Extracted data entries
========================================================================

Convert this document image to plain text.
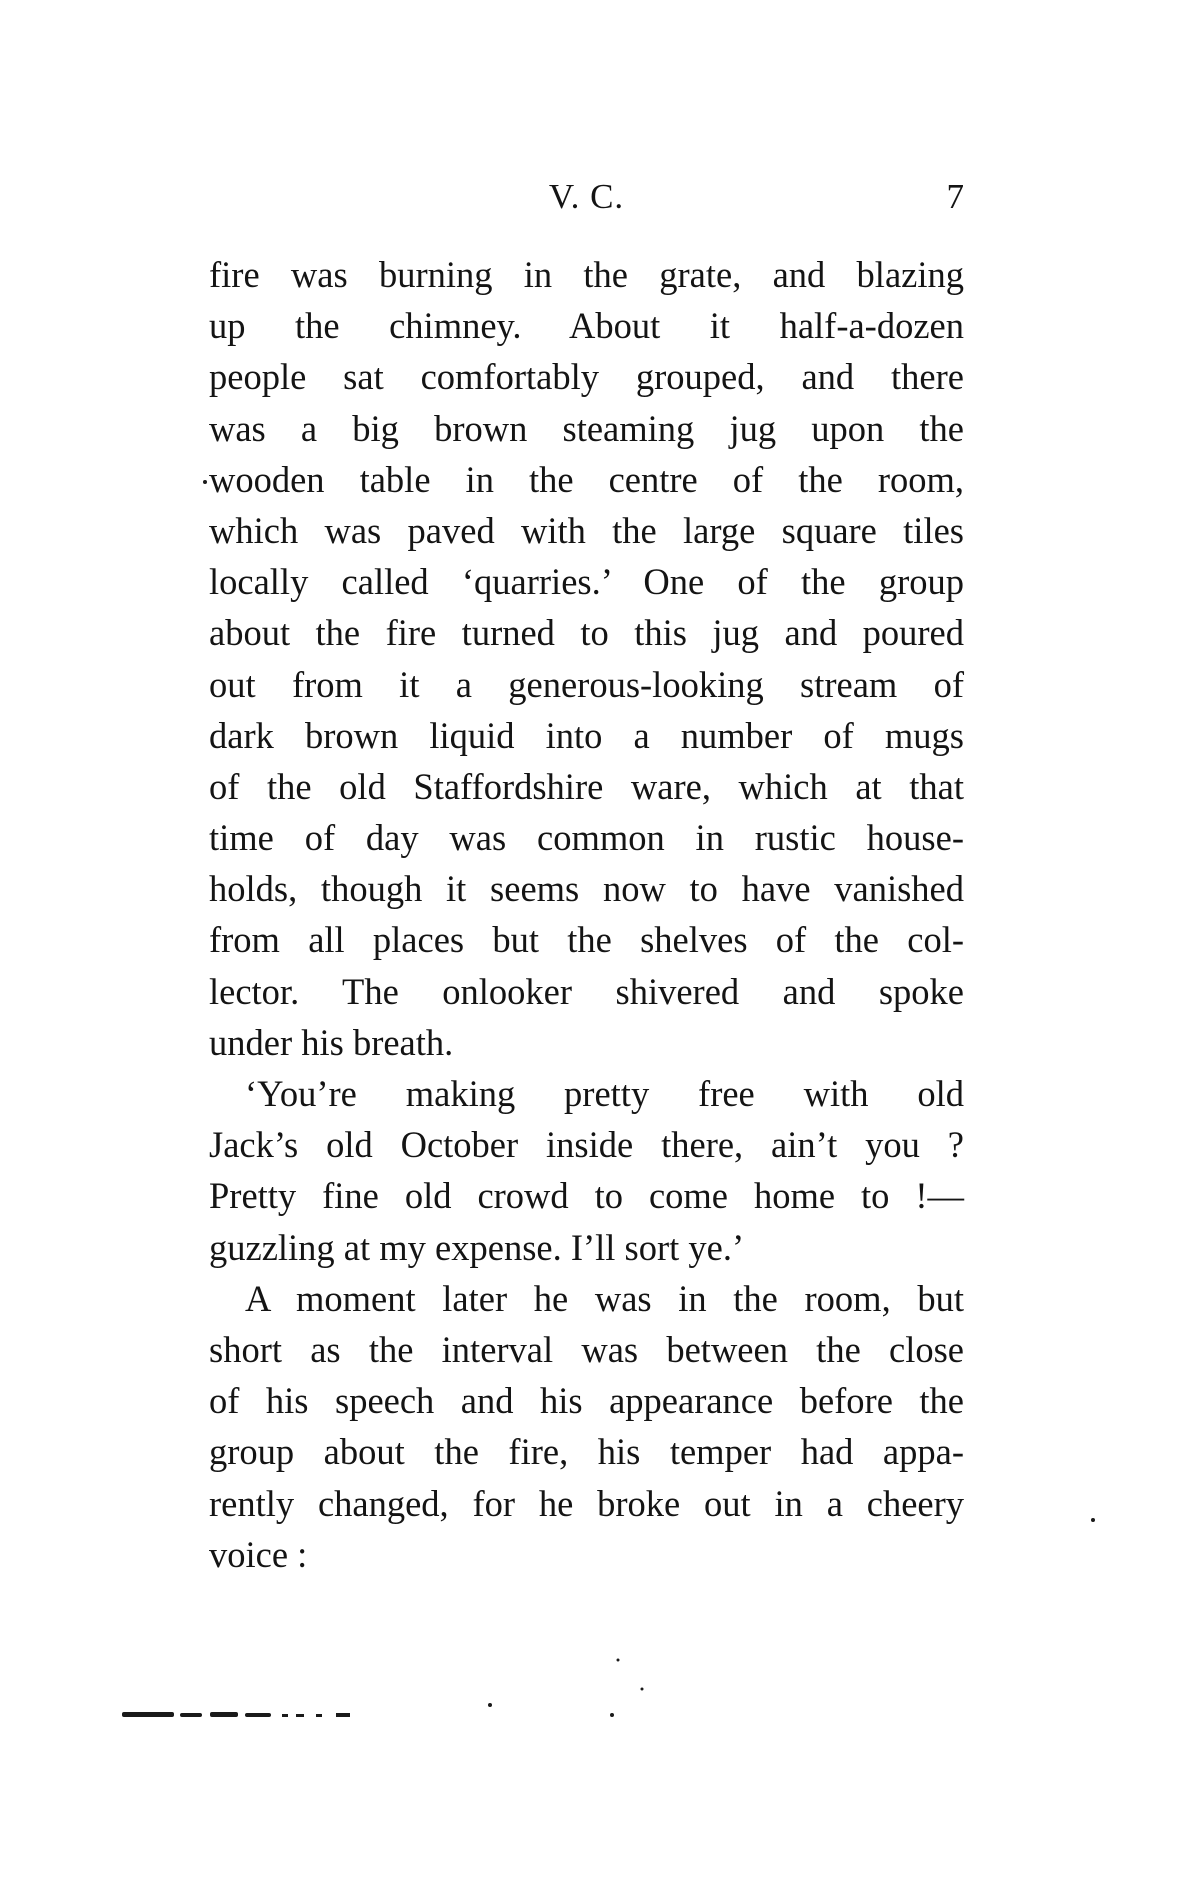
V. C.	7
fire was burning in the grate, and blazing
up the chimney. About it half-a-dozen
people sat comfortably grouped, and there
was a big brown steaming jug upon the
wooden table in the centre of the room,
which was paved with the large square tiles
locally called ‘quarries.’ One of the group
about the fire turned to this jug and poured
out from it a generous-looking stream of
dark brown liquid into a number of mugs
of the old Staffordshire ware, which at that
time of day was common in rustic house-
holds, though it seems now to have vanished
from all places but the shelves of the col-
lector. The onlooker shivered and spoke
under his breath.
‘You’re making pretty free with old
Jack’s old October inside there, ain’t you ?
Pretty fine old crowd to come home to !—
guzzling at my expense. I’ll sort ye.’
A moment later he was in the room, but
short as the interval was between the close
of his speech and his appearance before the
group about the fire, his temper had appa-
rently changed, for he broke out in a cheery
voice :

========================================================================

Set problem: Report how many lines contain "brown". Give nothing but the number.

Answer to this problem: 2